**Goal**
Which lines contain the string "ffffff"? Please list every one of them.

=-=-=

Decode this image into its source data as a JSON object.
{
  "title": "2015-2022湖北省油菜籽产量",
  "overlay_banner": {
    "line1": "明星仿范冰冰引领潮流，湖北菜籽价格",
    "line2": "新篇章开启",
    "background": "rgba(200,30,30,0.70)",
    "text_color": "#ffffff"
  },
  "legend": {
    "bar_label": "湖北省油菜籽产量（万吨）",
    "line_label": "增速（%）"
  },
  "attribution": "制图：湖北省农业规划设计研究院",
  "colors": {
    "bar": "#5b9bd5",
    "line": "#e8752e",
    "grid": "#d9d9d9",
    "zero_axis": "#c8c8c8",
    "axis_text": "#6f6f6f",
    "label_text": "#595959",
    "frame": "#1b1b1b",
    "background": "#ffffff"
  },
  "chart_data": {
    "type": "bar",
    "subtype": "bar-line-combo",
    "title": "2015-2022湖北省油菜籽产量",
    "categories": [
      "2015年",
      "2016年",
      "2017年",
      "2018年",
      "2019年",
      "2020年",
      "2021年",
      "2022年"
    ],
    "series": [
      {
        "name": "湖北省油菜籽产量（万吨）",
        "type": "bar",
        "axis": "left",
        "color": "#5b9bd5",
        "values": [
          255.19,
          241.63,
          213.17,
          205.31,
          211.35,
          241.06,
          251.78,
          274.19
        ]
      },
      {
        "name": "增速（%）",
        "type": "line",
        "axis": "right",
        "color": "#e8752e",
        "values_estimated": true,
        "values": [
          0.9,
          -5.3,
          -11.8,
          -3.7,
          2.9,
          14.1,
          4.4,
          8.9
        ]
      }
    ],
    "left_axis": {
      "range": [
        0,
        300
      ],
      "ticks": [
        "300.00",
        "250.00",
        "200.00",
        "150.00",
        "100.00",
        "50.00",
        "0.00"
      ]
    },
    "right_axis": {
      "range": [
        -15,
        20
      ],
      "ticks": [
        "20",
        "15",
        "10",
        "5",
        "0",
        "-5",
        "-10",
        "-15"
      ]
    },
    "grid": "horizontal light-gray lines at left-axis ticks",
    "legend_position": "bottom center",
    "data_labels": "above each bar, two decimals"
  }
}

=-=-=

**Output of the task**
    "text_color": "#ffffff"
    "background": "#ffffff"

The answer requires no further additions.